(REQUIRED WORK): Every entry that follows should be repeated exactly; drop the images.

Records about charts and figures
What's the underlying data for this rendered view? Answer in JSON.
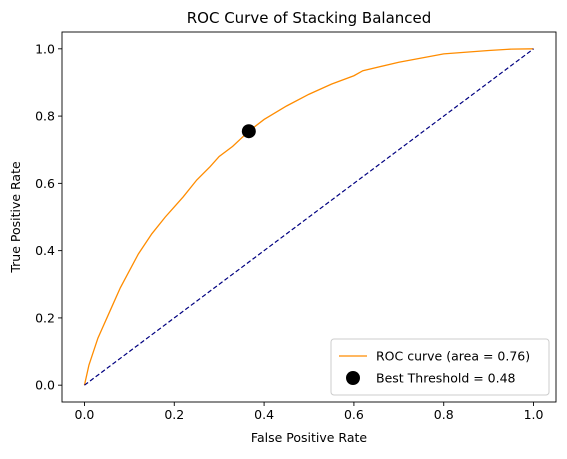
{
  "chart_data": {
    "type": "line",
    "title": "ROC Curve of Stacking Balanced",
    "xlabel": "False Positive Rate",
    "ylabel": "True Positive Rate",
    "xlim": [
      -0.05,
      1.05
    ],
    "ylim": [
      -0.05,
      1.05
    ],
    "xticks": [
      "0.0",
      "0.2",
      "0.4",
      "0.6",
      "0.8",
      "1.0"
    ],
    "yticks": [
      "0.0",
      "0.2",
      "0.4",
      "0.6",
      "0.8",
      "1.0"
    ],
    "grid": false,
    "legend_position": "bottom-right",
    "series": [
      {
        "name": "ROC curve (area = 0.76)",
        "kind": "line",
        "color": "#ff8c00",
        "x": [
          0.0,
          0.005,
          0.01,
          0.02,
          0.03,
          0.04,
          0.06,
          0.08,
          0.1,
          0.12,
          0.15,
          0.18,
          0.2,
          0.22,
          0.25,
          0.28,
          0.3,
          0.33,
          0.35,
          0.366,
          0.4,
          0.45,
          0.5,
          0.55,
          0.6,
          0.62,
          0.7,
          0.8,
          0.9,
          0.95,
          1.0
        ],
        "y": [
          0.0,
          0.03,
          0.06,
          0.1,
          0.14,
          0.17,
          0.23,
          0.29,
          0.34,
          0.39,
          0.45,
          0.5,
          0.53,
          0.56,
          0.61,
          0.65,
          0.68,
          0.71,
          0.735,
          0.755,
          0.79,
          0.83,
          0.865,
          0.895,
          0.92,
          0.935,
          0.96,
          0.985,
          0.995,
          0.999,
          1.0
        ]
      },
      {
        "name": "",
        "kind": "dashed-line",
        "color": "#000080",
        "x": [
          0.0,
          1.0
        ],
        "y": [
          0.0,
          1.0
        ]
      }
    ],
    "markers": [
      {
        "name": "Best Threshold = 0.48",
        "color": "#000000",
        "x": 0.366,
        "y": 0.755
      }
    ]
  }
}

(ANSWER TO THIS PROBLEM):
What's the underlying data for this rendered view? Answer in JSON.
{
  "chart_data": {
    "type": "line",
    "title": "ROC Curve of Stacking Balanced",
    "xlabel": "False Positive Rate",
    "ylabel": "True Positive Rate",
    "xlim": [
      -0.05,
      1.05
    ],
    "ylim": [
      -0.05,
      1.05
    ],
    "xticks": [
      "0.0",
      "0.2",
      "0.4",
      "0.6",
      "0.8",
      "1.0"
    ],
    "yticks": [
      "0.0",
      "0.2",
      "0.4",
      "0.6",
      "0.8",
      "1.0"
    ],
    "grid": false,
    "legend_position": "bottom-right",
    "series": [
      {
        "name": "ROC curve (area = 0.76)",
        "kind": "line",
        "color": "#ff8c00",
        "x": [
          0.0,
          0.005,
          0.01,
          0.02,
          0.03,
          0.04,
          0.06,
          0.08,
          0.1,
          0.12,
          0.15,
          0.18,
          0.2,
          0.22,
          0.25,
          0.28,
          0.3,
          0.33,
          0.35,
          0.366,
          0.4,
          0.45,
          0.5,
          0.55,
          0.6,
          0.62,
          0.7,
          0.8,
          0.9,
          0.95,
          1.0
        ],
        "y": [
          0.0,
          0.03,
          0.06,
          0.1,
          0.14,
          0.17,
          0.23,
          0.29,
          0.34,
          0.39,
          0.45,
          0.5,
          0.53,
          0.56,
          0.61,
          0.65,
          0.68,
          0.71,
          0.735,
          0.755,
          0.79,
          0.83,
          0.865,
          0.895,
          0.92,
          0.935,
          0.96,
          0.985,
          0.995,
          0.999,
          1.0
        ]
      },
      {
        "name": "",
        "kind": "dashed-line",
        "color": "#000080",
        "x": [
          0.0,
          1.0
        ],
        "y": [
          0.0,
          1.0
        ]
      }
    ],
    "markers": [
      {
        "name": "Best Threshold = 0.48",
        "color": "#000000",
        "x": 0.366,
        "y": 0.755
      }
    ]
  }
}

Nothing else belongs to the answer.